PROBLEM STATEMENT - Records follow. Pull out every line that contains "this".

EXCERPTED DATA -
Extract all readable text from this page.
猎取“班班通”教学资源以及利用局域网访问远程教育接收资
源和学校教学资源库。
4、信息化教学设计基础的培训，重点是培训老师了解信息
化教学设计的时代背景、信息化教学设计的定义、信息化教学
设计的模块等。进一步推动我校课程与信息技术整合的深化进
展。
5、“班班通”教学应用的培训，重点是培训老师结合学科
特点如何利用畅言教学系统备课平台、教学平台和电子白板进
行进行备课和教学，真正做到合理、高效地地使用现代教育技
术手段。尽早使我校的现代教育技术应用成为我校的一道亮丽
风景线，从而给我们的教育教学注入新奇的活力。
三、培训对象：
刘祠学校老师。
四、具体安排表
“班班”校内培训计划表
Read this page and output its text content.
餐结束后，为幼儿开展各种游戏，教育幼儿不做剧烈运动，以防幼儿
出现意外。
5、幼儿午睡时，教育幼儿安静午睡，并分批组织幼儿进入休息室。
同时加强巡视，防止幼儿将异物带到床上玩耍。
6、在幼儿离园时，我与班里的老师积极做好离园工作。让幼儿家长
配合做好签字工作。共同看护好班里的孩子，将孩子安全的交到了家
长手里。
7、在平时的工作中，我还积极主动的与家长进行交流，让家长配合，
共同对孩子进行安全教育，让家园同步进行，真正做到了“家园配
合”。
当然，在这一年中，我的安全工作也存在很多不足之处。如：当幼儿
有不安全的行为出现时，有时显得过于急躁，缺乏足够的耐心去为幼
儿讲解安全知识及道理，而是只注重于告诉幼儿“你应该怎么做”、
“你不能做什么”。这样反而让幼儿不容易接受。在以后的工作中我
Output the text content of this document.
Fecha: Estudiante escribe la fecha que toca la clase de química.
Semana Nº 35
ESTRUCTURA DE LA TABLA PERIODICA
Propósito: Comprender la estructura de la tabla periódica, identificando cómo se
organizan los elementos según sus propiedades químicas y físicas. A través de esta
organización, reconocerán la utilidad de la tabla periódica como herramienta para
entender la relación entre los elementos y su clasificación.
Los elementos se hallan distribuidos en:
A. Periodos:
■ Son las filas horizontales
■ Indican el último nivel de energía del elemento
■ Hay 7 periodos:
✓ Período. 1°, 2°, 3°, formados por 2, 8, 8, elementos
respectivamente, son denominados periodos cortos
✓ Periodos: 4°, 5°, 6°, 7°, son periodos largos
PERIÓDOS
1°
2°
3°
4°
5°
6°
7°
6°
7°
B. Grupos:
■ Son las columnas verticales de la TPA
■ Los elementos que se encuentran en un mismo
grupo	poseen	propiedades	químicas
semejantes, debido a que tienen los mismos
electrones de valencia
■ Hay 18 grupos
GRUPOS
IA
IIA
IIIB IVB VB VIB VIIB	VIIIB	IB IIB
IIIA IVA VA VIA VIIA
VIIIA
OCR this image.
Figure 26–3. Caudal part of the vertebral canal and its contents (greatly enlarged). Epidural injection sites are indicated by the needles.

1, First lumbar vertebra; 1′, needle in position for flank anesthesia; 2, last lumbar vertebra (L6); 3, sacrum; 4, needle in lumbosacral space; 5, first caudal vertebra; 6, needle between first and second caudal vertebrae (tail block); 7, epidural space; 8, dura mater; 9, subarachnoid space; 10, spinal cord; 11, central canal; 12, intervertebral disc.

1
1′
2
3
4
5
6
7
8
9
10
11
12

TASK RESULT -
Extract all readable text from this page.
Read this page and output its text content.
Output the text content of this document.
OCR this image.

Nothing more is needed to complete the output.